* START *

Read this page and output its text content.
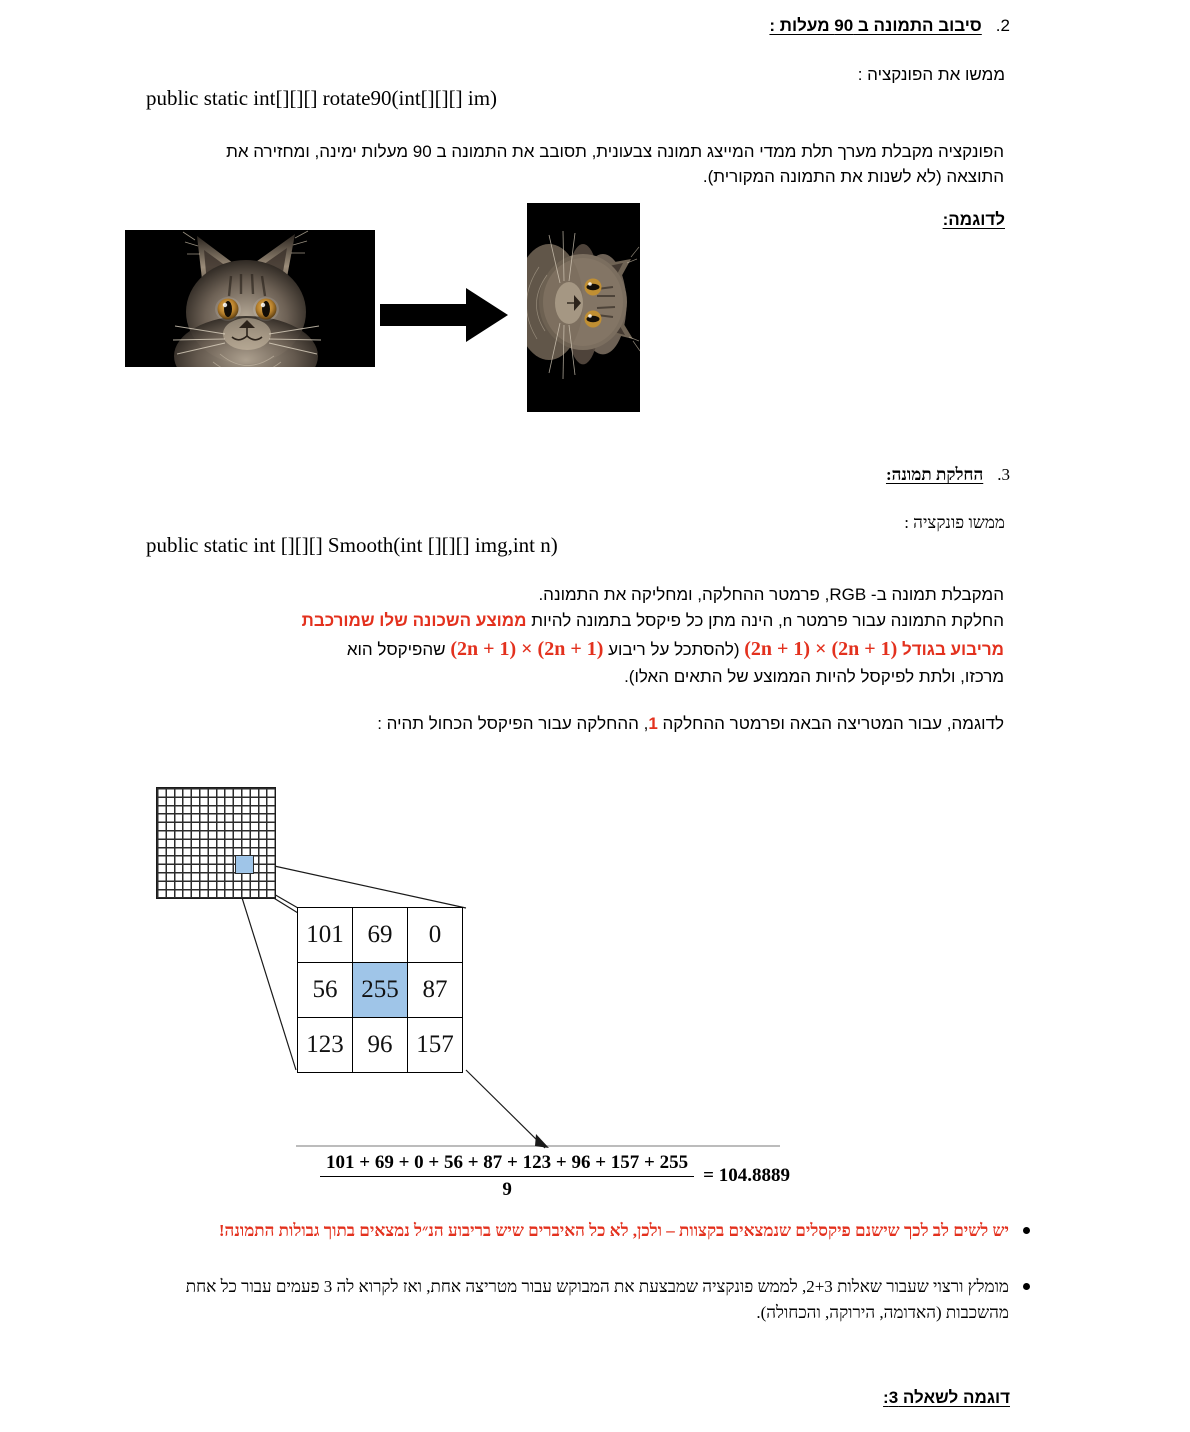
2.סיבוב התמונה ב 90 מעלות :
ממשו את הפונקציה :
public static int[][][] rotate90(int[][][] im)
הפונקציה מקבלת מערך תלת ממדי המייצג תמונה צבעונית, תסובב את התמונה ב 90 מעלות ימינה, ומחזירה את התוצאה (לא לשנות את התמונה המקורית).
לדוגמה:
3.החלקת תמונה:
ממשו פונקציה :
public static int [][][] Smooth(int [][][] img,int n)
המקבלת תמונה ב- RGB, פרמטר ההחלקה, ומחליקה את התמונה.
החלקת התמונה עבור פרמטר n, הינה מתן כל פיקסל בתמונה להיות ממוצע השכונה שלו שמורכבת
מריבוע בגודל (2n + 1) × (2n + 1) (להסתכל על ריבוע (2n + 1) × (2n + 1) שהפיקסל הוא
מרכזו, ולתת לפיקסל להיות הממוצע של התאים האלו).
לדוגמה, עבור המטריצה הבאה ופרמטר ההחלקה 1, ההחלקה עבור הפיקסל הכחול תהיה :
101	69	0
56	255	87
123	96	157
$\frac{101 + 69 + 0 + 56 + 87 + 123 + 96 + 157 + 255}{9} = 104.8889$
יש לשים לב לכך שישנם פיקסלים שנמצאים בקצוות – ולכן, לא כל האיברים שיש בריבוע הנ״ל נמצאים בתוך גבולות התמונה!
מומלץ ורצוי שעבור שאלות 2+3, לממש פונקציה שמבצעת את המבוקש עבור מטריצה אחת, ואז לקרוא לה 3 פעמים עבור כל אחת מהשכבות (האדומה, הירוקה, והכחולה).
דוגמה לשאלה 3:
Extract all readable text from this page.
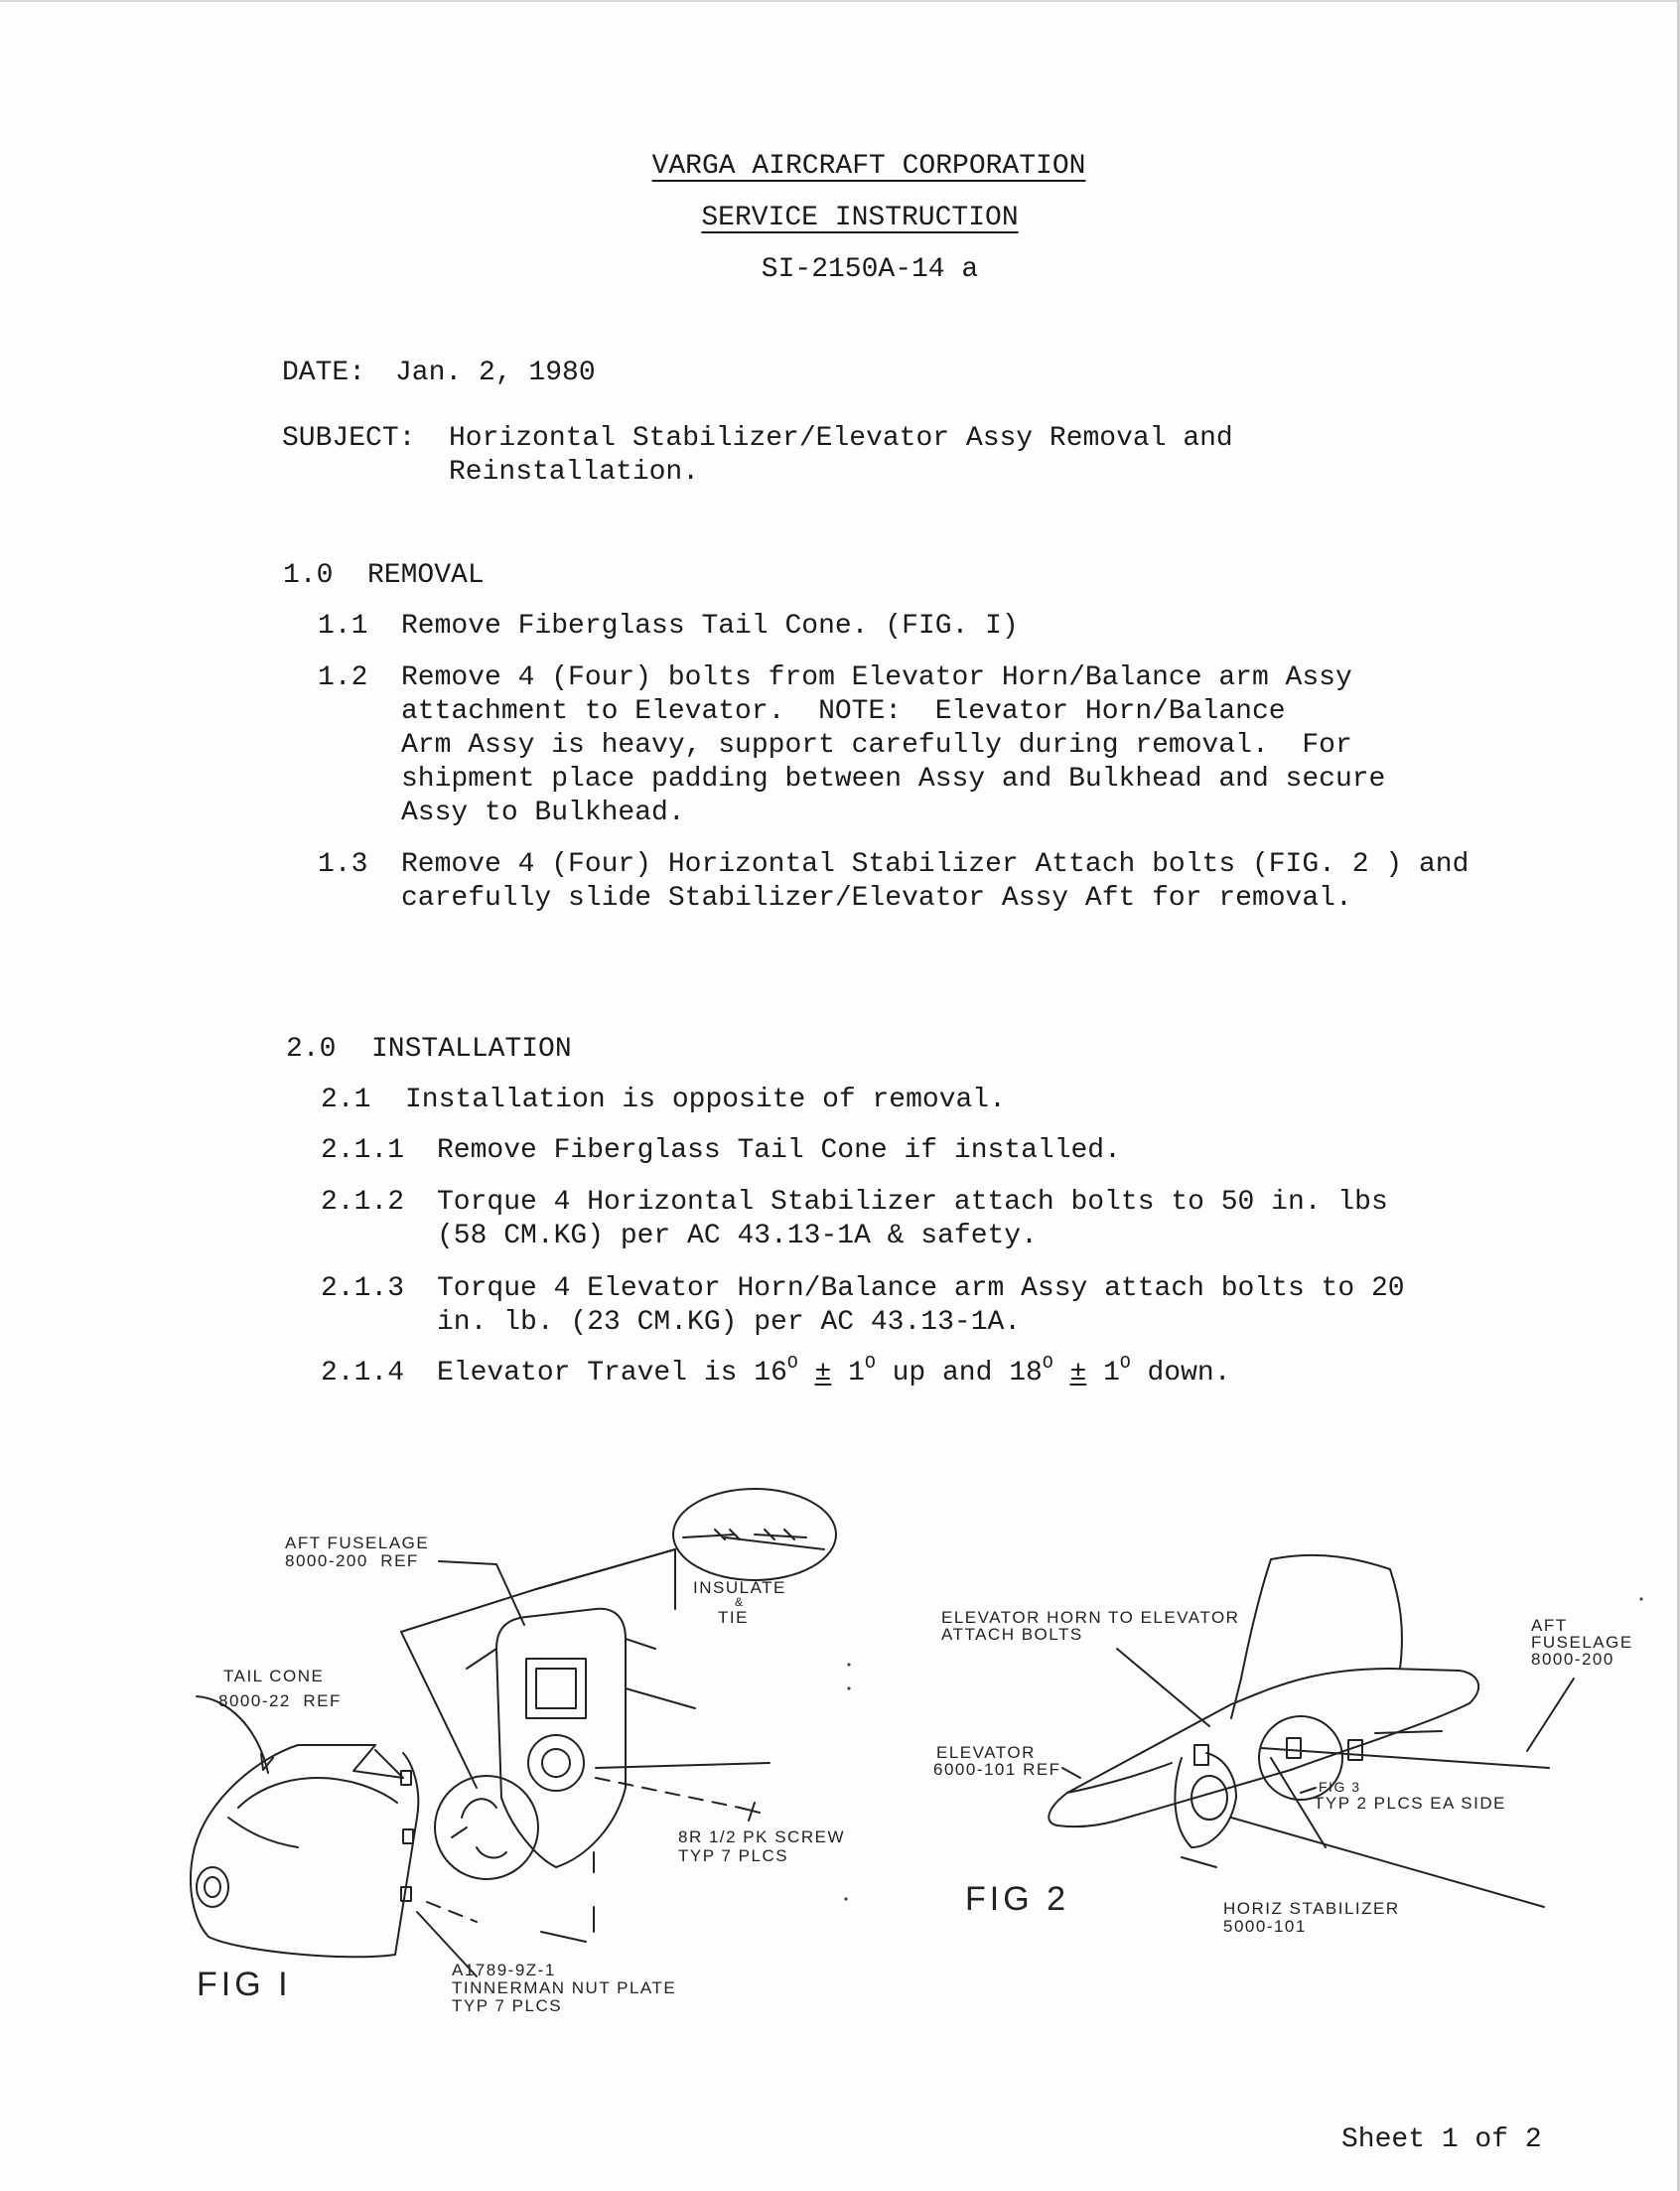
VARGA AIRCRAFT CORPORATION
SERVICE INSTRUCTION
SI-2150A-14 a
DATE: Jan. 2, 1980
SUBJECT: Horizontal Stabilizer/Elevator Assy Removal and
Reinstallation.
1.0 REMOVAL
1.1 Remove Fiberglass Tail Cone. (FIG. I)
1.2 Remove 4 (Four) bolts from Elevator Horn/Balance arm Assy
attachment to Elevator.  NOTE:  Elevator Horn/Balance
Arm Assy is heavy, support carefully during removal.  For
shipment place padding between Assy and Bulkhead and secure
Assy to Bulkhead.
1.3 Remove 4 (Four) Horizontal Stabilizer Attach bolts (FIG. 2 ) and
carefully slide Stabilizer/Elevator Assy Aft for removal.
2.0 INSTALLATION
2.1 Installation is opposite of removal.
2.1.1 Remove Fiberglass Tail Cone if installed.
2.1.2 Torque 4 Horizontal Stabilizer attach bolts to 50 in. lbs
(58 CM.KG) per AC 43.13-1A & safety.
2.1.3 Torque 4 Elevator Horn/Balance arm Assy attach bolts to 20
in. lb. (23 CM.KG) per AC 43.13-1A.
2.1.4 Elevator Travel is $16^O \pm 1^O$ up and $18^O \pm 1^O$ down.
AFT FUSELAGE
8000-200  REF
INSULATE
&
TIE
TAIL CONE
8000-22  REF
8R 1/2 PK SCREW
TYP 7 PLCS
A1789-9Z-1
TINNERMAN NUT PLATE
TYP 7 PLCS
FIG I
ELEVATOR HORN TO ELEVATOR
ATTACH BOLTS	AFT
FUSELAGE
8000-200
ELEVATOR
6000-101 REF
FIG 3
TYP 2 PLCS EA SIDE
HORIZ STABILIZER
5000-101
FIG 2
Sheet 1 of 2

* END *

- Given instruction -
Identify which lines contain the word "התמונה" and copy each one.

- Expected answer -
2.סיבוב התמונה ב 90 מעלות :
הפונקציה מקבלת מערך תלת ממדי המייצג תמונה צבעונית, תסובב את התמונה ב 90 מעלות ימינה, ומחזירה את התוצאה (לא לשנות את התמונה המקורית).
המקבלת תמונה ב- RGB, פרמטר ההחלקה, ומחליקה את התמונה.
החלקת התמונה עבור פרמטר n, הינה מתן כל פיקסל בתמונה להיות ממוצע השכונה שלו שמורכבת
יש לשים לב לכך שישנם פיקסלים שנמצאים בקצוות – ולכן, לא כל האיברים שיש בריבוע הנ״ל נמצאים בתוך גבולות התמונה!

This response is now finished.